▶ [WORK TO BE COMPLETED]:
Each record below is to be copied word for word, with pictures removed.

— start GIVEN INFORMATION —

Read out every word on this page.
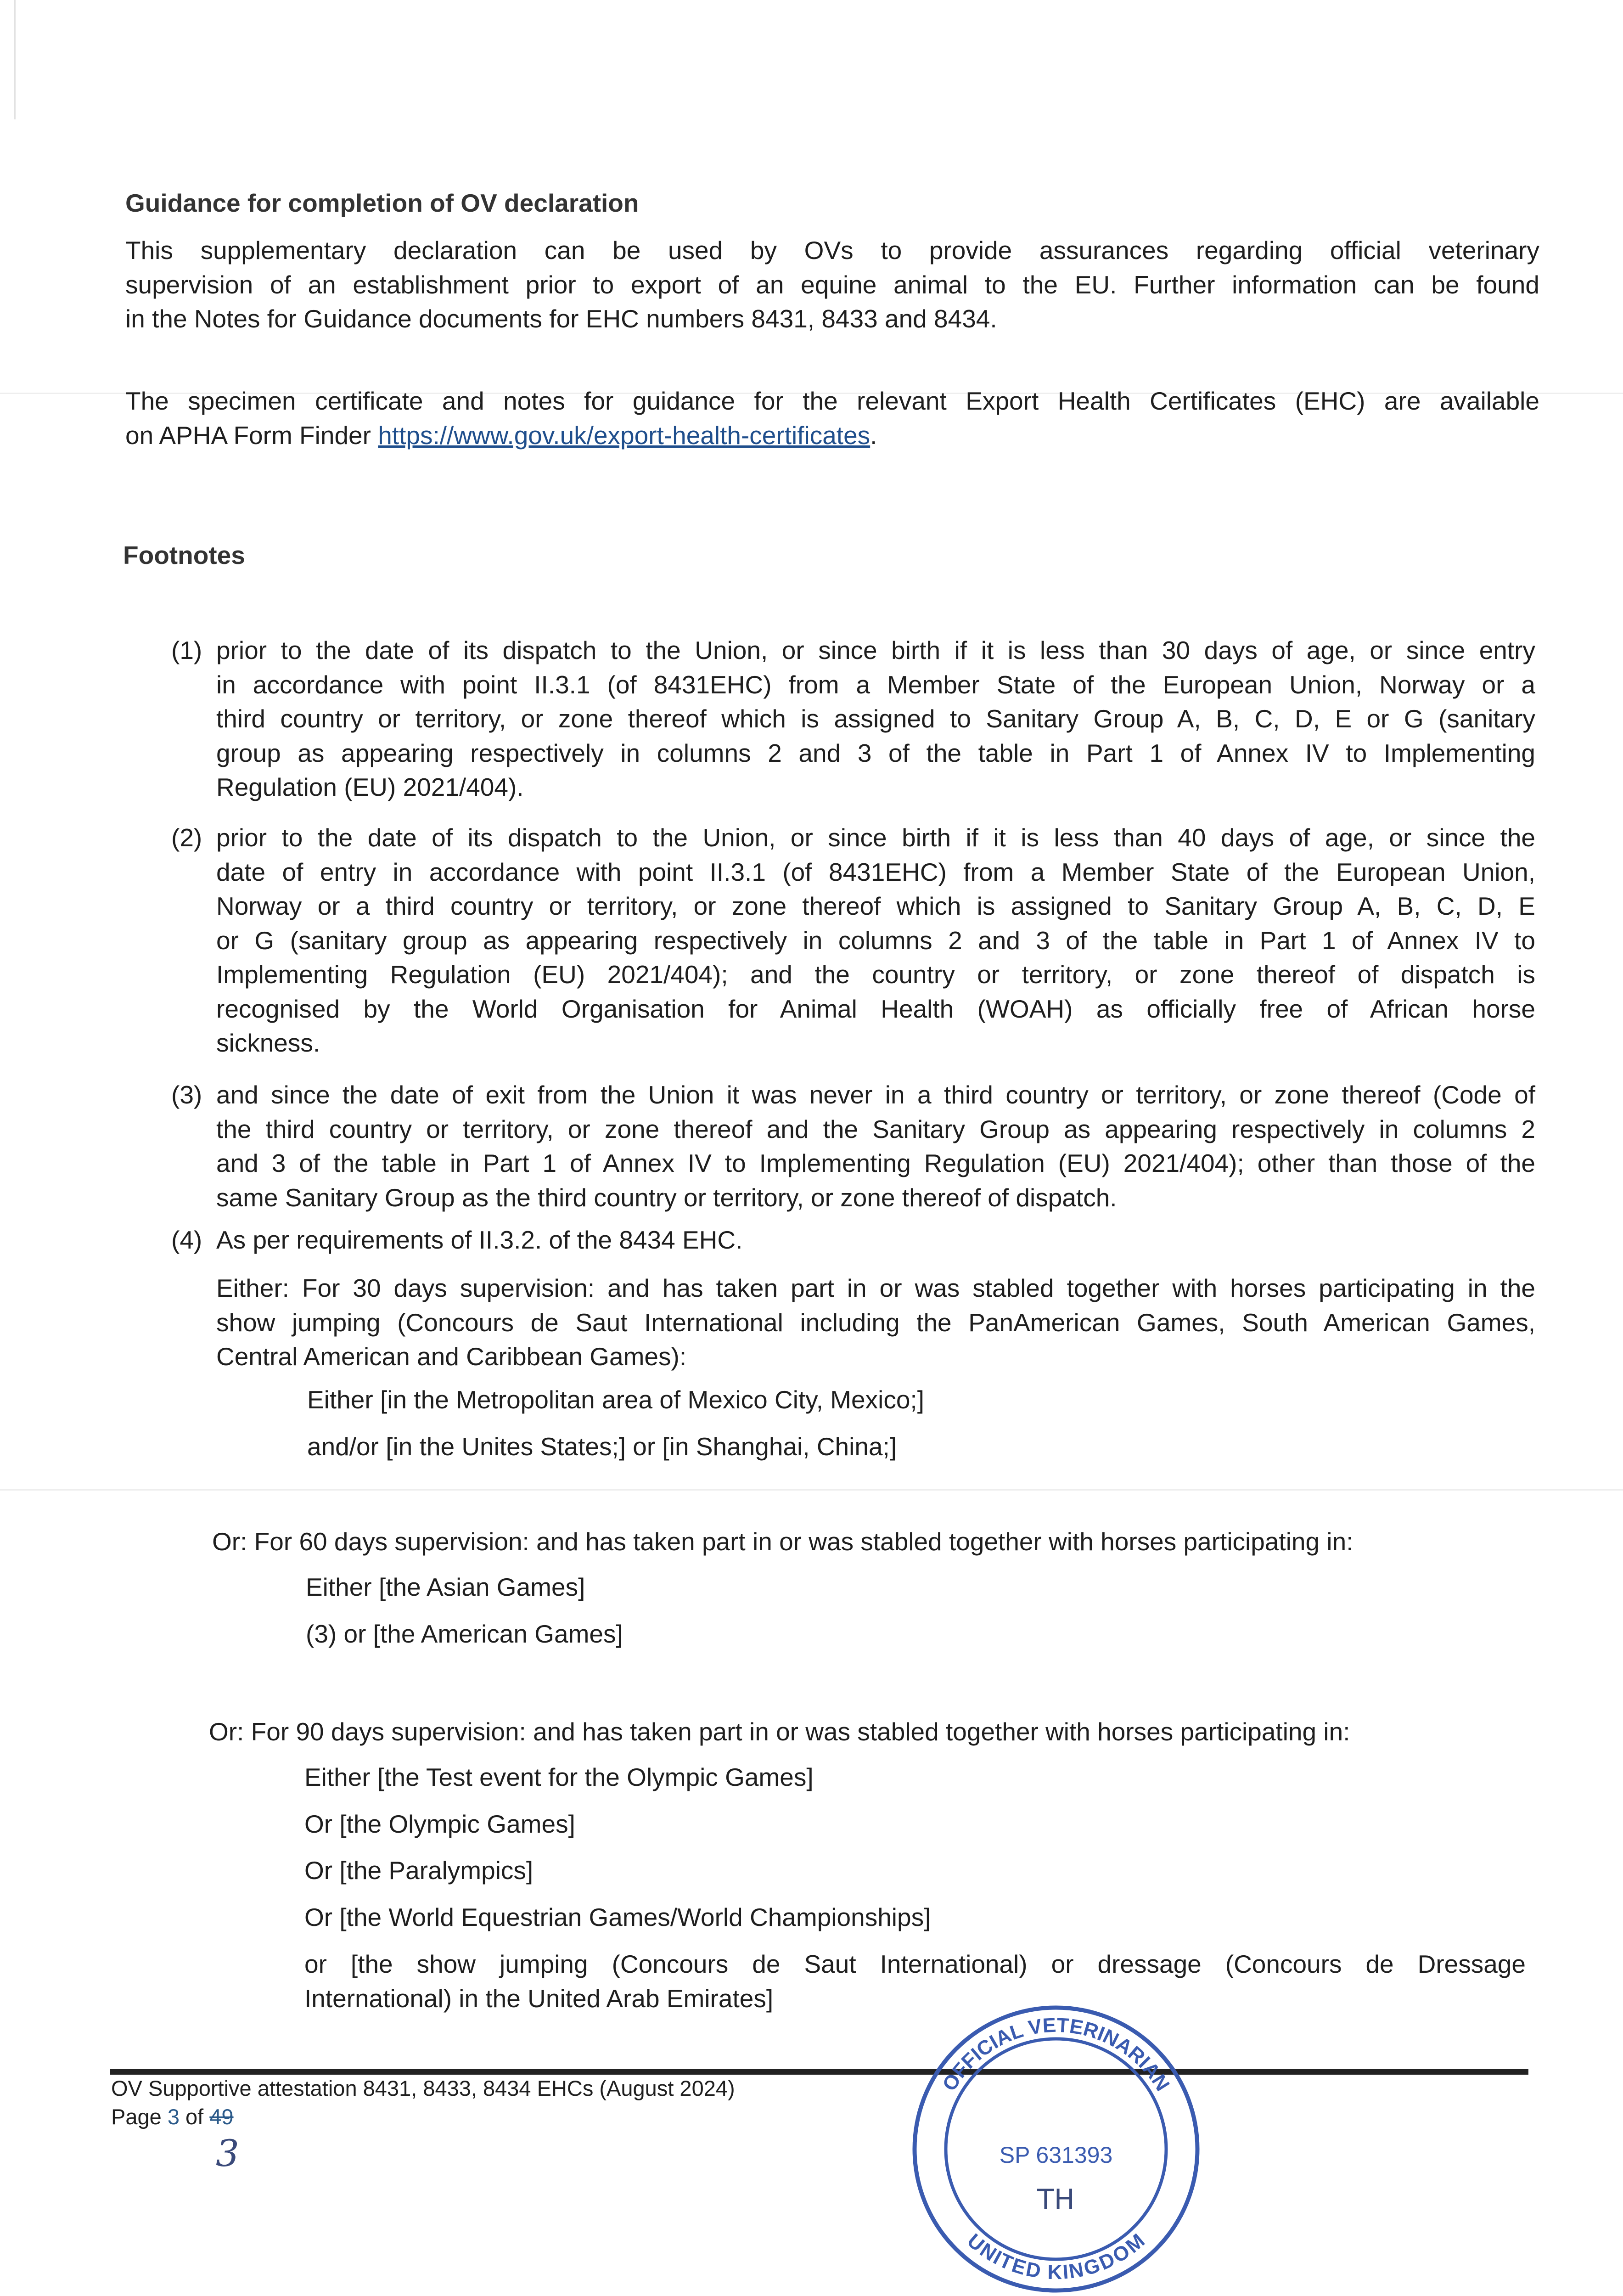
Guidance for completion of OV declaration
This supplementary declaration can be used by OVs to provide assurances regarding official veterinary
supervision of an establishment prior to export of an equine animal to the EU. Further information can be found
in the Notes for Guidance documents for EHC numbers 8431, 8433 and 8434.
The specimen certificate and notes for guidance for the relevant Export Health Certificates (EHC) are available
on APHA Form Finder https://www.gov.uk/export-health-certificates.
Footnotes
(1) prior to the date of its dispatch to the Union, or since birth if it is less than 30 days of age, or since entry
in accordance with point II.3.1 (of 8431EHC) from a Member State of the European Union, Norway or a
third country or territory, or zone thereof which is assigned to Sanitary Group A, B, C, D, E or G (sanitary
group as appearing respectively in columns 2 and 3 of the table in Part 1 of Annex IV to Implementing
Regulation (EU) 2021/404).
(2) prior to the date of its dispatch to the Union, or since birth if it is less than 40 days of age, or since the
date of entry in accordance with point II.3.1 (of 8431EHC) from a Member State of the European Union,
Norway or a third country or territory, or zone thereof which is assigned to Sanitary Group A, B, C, D, E
or G (sanitary group as appearing respectively in columns 2 and 3 of the table in Part 1 of Annex IV to
Implementing Regulation (EU) 2021/404); and the country or territory, or zone thereof of dispatch is
recognised by the World Organisation for Animal Health (WOAH) as officially free of African horse
sickness.
(3) and since the date of exit from the Union it was never in a third country or territory, or zone thereof (Code of
the third country or territory, or zone thereof and the Sanitary Group as appearing respectively in columns 2
and 3 of the table in Part 1 of Annex IV to Implementing Regulation (EU) 2021/404); other than those of the
same Sanitary Group as the third country or territory, or zone thereof of dispatch.
(4) As per requirements of II.3.2. of the 8434 EHC.
Either: For 30 days supervision: and has taken part in or was stabled together with horses participating in the
show jumping (Concours de Saut International including the PanAmerican Games, South American Games,
Central American and Caribbean Games):
Either [in the Metropolitan area of Mexico City, Mexico;]
and/or [in the Unites States;] or [in Shanghai, China;]
Or: For 60 days supervision: and has taken part in or was stabled together with horses participating in:
Either [the Asian Games]
(3) or [the American Games]
Or: For 90 days supervision: and has taken part in or was stabled together with horses participating in:
Either [the Test event for the Olympic Games]
Or [the Olympic Games]
Or [the Paralympics]
Or [the World Equestrian Games/World Championships]
or [the show jumping (Concours de Saut International) or dressage (Concours de Dressage
International) in the United Arab Emirates]
OV Supportive attestation 8431, 8433, 8434 EHCs (August 2024)
Page 3 of 49
3
OFFICIAL VETERINARIAN
UNITED KINGDOM
SP 631393
TH
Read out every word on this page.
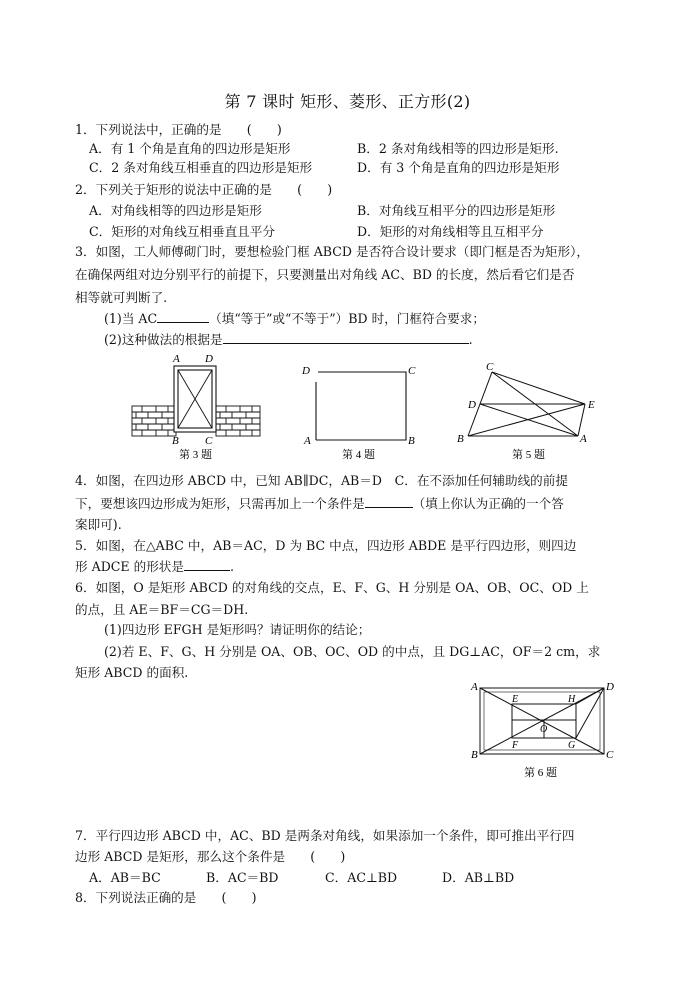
第 7 课时 矩形、菱形、正方形(2)
1．下列说法中，正确的是　　(　　)
A．有 1 个角是直角的四边形是矩形	B．2 条对角线相等的四边形是矩形.
C．2 条对角线互相垂直的四边形是矩形	D．有 3 个角是直角的四边形是矩形
2．下列关于矩形的说法中正确的是　　(　　)
A．对角线相等的四边形是矩形	B．对角线互相平分的四边形是矩形
C．矩形的对角线互相垂直且平分	D．矩形的对角线相等且互相平分
3．如图，工人师傅砌门时，要想检验门框 ABCD 是否符合设计要求（即门框是否为矩形），
在确保两组对边分别平行的前提下，只要测量出对角线 AC、BD 的长度，然后看它们是否
相等就可判断了.
(1)当 AC	（填“等于”或“不等于”）BD 时，门框符合要求；
(2)这种做法的根据是	.
A D
B C
第 3 题
D	C
A	B
第 4 题
C
D	E
B	A
第 5 题
4．如图，在四边形 ABCD 中，已知 AB∥DC，AB＝D　C．在不添加任何辅助线的前提
下，要想该四边形成为矩形，只需再加上一个条件是	（填上你认为正确的一个答
案即可).
5．如图，在△ABC 中，AB＝AC，D 为 BC 中点，四边形 ABDE 是平行四边形，则四边
形 ADCE 的形状是	.
6．如图，O 是矩形 ABCD 的对角线的交点，E、F、G、H 分别是 OA、OB、OC、OD 上
的点，且 AE＝BF＝CG＝DH.
(1)四边形 EFGH 是矩形吗？请证明你的结论；
(2)若 E、F、G、H 分别是 OA、OB、OC、OD 的中点，且 DG⊥AC，OF＝2 cm，求
矩形 ABCD 的面积.
A	D
B	C
E	H
F	G
O
第 6 题
7．平行四边形 ABCD 中，AC、BD 是两条对角线，如果添加一个条件，即可推出平行四
边形 ABCD 是矩形，那么这个条件是　　(　　)
A．AB＝BC	B．AC＝BD	C．AC⊥BD	D．AB⊥BD
8．下列说法正确的是　　(　　)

— end GIVEN INFORMATION —

▶ [CORRECT RESULT]:
Read out every word on this page.
Guidance for completion of OV declaration
This supplementary declaration can be used by OVs to provide assurances regarding official veterinary
supervision of an establishment prior to export of an equine animal to the EU. Further information can be found
in the Notes for Guidance documents for EHC numbers 8431, 8433 and 8434.
The specimen certificate and notes for guidance for the relevant Export Health Certificates (EHC) are available
on APHA Form Finder https://www.gov.uk/export-health-certificates.
Footnotes
(1) prior to the date of its dispatch to the Union, or since birth if it is less than 30 days of age, or since entry
in accordance with point II.3.1 (of 8431EHC) from a Member State of the European Union, Norway or a
third country or territory, or zone thereof which is assigned to Sanitary Group A, B, C, D, E or G (sanitary
group as appearing respectively in columns 2 and 3 of the table in Part 1 of Annex IV to Implementing
Regulation (EU) 2021/404).
(2) prior to the date of its dispatch to the Union, or since birth if it is less than 40 days of age, or since the
date of entry in accordance with point II.3.1 (of 8431EHC) from a Member State of the European Union,
Norway or a third country or territory, or zone thereof which is assigned to Sanitary Group A, B, C, D, E
or G (sanitary group as appearing respectively in columns 2 and 3 of the table in Part 1 of Annex IV to
Implementing Regulation (EU) 2021/404); and the country or territory, or zone thereof of dispatch is
recognised by the World Organisation for Animal Health (WOAH) as officially free of African horse
sickness.
(3) and since the date of exit from the Union it was never in a third country or territory, or zone thereof (Code of
the third country or territory, or zone thereof and the Sanitary Group as appearing respectively in columns 2
and 3 of the table in Part 1 of Annex IV to Implementing Regulation (EU) 2021/404); other than those of the
same Sanitary Group as the third country or territory, or zone thereof of dispatch.
(4) As per requirements of II.3.2. of the 8434 EHC.
Either: For 30 days supervision: and has taken part in or was stabled together with horses participating in the
show jumping (Concours de Saut International including the PanAmerican Games, South American Games,
Central American and Caribbean Games):
Either [in the Metropolitan area of Mexico City, Mexico;]
and/or [in the Unites States;] or [in Shanghai, China;]
Or: For 60 days supervision: and has taken part in or was stabled together with horses participating in:
Either [the Asian Games]
(3) or [the American Games]
Or: For 90 days supervision: and has taken part in or was stabled together with horses participating in:
Either [the Test event for the Olympic Games]
Or [the Olympic Games]
Or [the Paralympics]
Or [the World Equestrian Games/World Championships]
or [the show jumping (Concours de Saut International) or dressage (Concours de Dressage
International) in the United Arab Emirates]
OV Supportive attestation 8431, 8433, 8434 EHCs (August 2024)
Page 3 of 49
3
OFFICIAL VETERINARIAN
UNITED KINGDOM
SP 631393
TH
Read out every word on this page.
第 7 课时 矩形、菱形、正方形(2)
1．下列说法中，正确的是　　(　　)
A．有 1 个角是直角的四边形是矩形	B．2 条对角线相等的四边形是矩形.
C．2 条对角线互相垂直的四边形是矩形	D．有 3 个角是直角的四边形是矩形
2．下列关于矩形的说法中正确的是　　(　　)
A．对角线相等的四边形是矩形	B．对角线互相平分的四边形是矩形
C．矩形的对角线互相垂直且平分	D．矩形的对角线相等且互相平分
3．如图，工人师傅砌门时，要想检验门框 ABCD 是否符合设计要求（即门框是否为矩形），
在确保两组对边分别平行的前提下，只要测量出对角线 AC、BD 的长度，然后看它们是否
相等就可判断了.
(1)当 AC	（填“等于”或“不等于”）BD 时，门框符合要求；
(2)这种做法的根据是	.
A D
B C
第 3 题
D	C
A	B
第 4 题
C
D	E
B	A
第 5 题
4．如图，在四边形 ABCD 中，已知 AB∥DC，AB＝D　C．在不添加任何辅助线的前提
下，要想该四边形成为矩形，只需再加上一个条件是	（填上你认为正确的一个答
案即可).
5．如图，在△ABC 中，AB＝AC，D 为 BC 中点，四边形 ABDE 是平行四边形，则四边
形 ADCE 的形状是	.
6．如图，O 是矩形 ABCD 的对角线的交点，E、F、G、H 分别是 OA、OB、OC、OD 上
的点，且 AE＝BF＝CG＝DH.
(1)四边形 EFGH 是矩形吗？请证明你的结论；
(2)若 E、F、G、H 分别是 OA、OB、OC、OD 的中点，且 DG⊥AC，OF＝2 cm，求
矩形 ABCD 的面积.
A	D
B	C
E	H
F	G
O
第 6 题
7．平行四边形 ABCD 中，AC、BD 是两条对角线，如果添加一个条件，即可推出平行四
边形 ABCD 是矩形，那么这个条件是　　(　　)
A．AB＝BC	B．AC＝BD	C．AC⊥BD	D．AB⊥BD
8．下列说法正确的是　　(　　)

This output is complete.